**WHAT THE TASK ASKS**
Can you reproduce the data beneath, keeping every line exact?

**RECORD EXCERPTS**
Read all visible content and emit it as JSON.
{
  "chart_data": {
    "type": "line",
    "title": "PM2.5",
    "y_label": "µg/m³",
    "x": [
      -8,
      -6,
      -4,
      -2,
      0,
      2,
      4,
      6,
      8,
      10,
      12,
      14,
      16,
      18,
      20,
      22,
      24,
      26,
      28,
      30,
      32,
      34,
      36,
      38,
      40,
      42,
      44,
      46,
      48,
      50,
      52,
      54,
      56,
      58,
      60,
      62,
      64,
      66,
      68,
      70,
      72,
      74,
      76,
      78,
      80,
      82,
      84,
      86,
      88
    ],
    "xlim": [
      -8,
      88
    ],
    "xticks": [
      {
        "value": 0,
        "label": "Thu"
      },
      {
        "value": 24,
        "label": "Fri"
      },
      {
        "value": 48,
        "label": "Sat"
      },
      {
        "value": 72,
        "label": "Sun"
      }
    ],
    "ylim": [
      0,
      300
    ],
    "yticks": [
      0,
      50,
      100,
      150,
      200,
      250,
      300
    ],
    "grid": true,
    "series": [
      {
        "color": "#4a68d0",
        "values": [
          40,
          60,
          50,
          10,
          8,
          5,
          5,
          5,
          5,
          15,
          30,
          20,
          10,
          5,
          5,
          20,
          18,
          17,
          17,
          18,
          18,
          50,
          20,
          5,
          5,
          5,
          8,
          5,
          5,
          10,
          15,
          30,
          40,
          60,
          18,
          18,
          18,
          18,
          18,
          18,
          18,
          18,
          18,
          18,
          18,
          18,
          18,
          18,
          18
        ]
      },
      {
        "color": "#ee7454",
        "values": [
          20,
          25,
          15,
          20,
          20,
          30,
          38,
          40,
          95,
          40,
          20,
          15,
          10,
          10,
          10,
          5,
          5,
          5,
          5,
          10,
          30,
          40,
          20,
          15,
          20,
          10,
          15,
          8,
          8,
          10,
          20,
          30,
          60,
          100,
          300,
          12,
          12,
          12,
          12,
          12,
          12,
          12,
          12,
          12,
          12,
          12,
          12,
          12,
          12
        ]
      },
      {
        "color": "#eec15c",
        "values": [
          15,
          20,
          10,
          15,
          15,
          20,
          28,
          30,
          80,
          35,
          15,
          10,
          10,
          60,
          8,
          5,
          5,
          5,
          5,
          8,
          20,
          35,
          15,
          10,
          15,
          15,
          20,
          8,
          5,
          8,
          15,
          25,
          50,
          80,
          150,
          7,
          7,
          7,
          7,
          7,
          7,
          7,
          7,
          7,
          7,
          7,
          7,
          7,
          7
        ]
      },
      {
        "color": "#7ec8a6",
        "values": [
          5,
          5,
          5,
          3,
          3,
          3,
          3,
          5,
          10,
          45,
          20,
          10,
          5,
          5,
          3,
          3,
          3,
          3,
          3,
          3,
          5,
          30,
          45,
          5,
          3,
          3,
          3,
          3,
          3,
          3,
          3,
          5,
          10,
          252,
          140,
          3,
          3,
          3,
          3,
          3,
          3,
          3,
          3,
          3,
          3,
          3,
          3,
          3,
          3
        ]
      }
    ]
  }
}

**ANSWER TO THE EXERCISE**
Read all visible content and emit it as JSON.
{
  "chart_data": {
    "type": "line",
    "title": "PM2.5",
    "y_label": "µg/m³",
    "x": [
      -8,
      -6,
      -4,
      -2,
      0,
      2,
      4,
      6,
      8,
      10,
      12,
      14,
      16,
      18,
      20,
      22,
      24,
      26,
      28,
      30,
      32,
      34,
      36,
      38,
      40,
      42,
      44,
      46,
      48,
      50,
      52,
      54,
      56,
      58,
      60,
      62,
      64,
      66,
      68,
      70,
      72,
      74,
      76,
      78,
      80,
      82,
      84,
      86,
      88
    ],
    "xlim": [
      -8,
      88
    ],
    "xticks": [
      {
        "value": 0,
        "label": "Thu"
      },
      {
        "value": 24,
        "label": "Fri"
      },
      {
        "value": 48,
        "label": "Sat"
      },
      {
        "value": 72,
        "label": "Sun"
      }
    ],
    "ylim": [
      0,
      300
    ],
    "yticks": [
      0,
      50,
      100,
      150,
      200,
      250,
      300
    ],
    "grid": true,
    "series": [
      {
        "color": "#4a68d0",
        "values": [
          40,
          60,
          50,
          10,
          8,
          5,
          5,
          5,
          5,
          15,
          30,
          20,
          10,
          5,
          5,
          20,
          18,
          17,
          17,
          18,
          18,
          50,
          20,
          5,
          5,
          5,
          8,
          5,
          5,
          10,
          15,
          30,
          40,
          60,
          18,
          18,
          18,
          18,
          18,
          18,
          18,
          18,
          18,
          18,
          18,
          18,
          18,
          18,
          18
        ]
      },
      {
        "color": "#ee7454",
        "values": [
          20,
          25,
          15,
          20,
          20,
          30,
          38,
          40,
          95,
          40,
          20,
          15,
          10,
          10,
          10,
          5,
          5,
          5,
          5,
          10,
          30,
          40,
          20,
          15,
          20,
          10,
          15,
          8,
          8,
          10,
          20,
          30,
          60,
          100,
          300,
          12,
          12,
          12,
          12,
          12,
          12,
          12,
          12,
          12,
          12,
          12,
          12,
          12,
          12
        ]
      },
      {
        "color": "#eec15c",
        "values": [
          15,
          20,
          10,
          15,
          15,
          20,
          28,
          30,
          80,
          35,
          15,
          10,
          10,
          60,
          8,
          5,
          5,
          5,
          5,
          8,
          20,
          35,
          15,
          10,
          15,
          15,
          20,
          8,
          5,
          8,
          15,
          25,
          50,
          80,
          150,
          7,
          7,
          7,
          7,
          7,
          7,
          7,
          7,
          7,
          7,
          7,
          7,
          7,
          7
        ]
      },
      {
        "color": "#7ec8a6",
        "values": [
          5,
          5,
          5,
          3,
          3,
          3,
          3,
          5,
          10,
          45,
          20,
          10,
          5,
          5,
          3,
          3,
          3,
          3,
          3,
          3,
          5,
          30,
          45,
          5,
          3,
          3,
          3,
          3,
          3,
          3,
          3,
          5,
          10,
          252,
          140,
          3,
          3,
          3,
          3,
          3,
          3,
          3,
          3,
          3,
          3,
          3,
          3,
          3,
          3
        ]
      }
    ]
  }
}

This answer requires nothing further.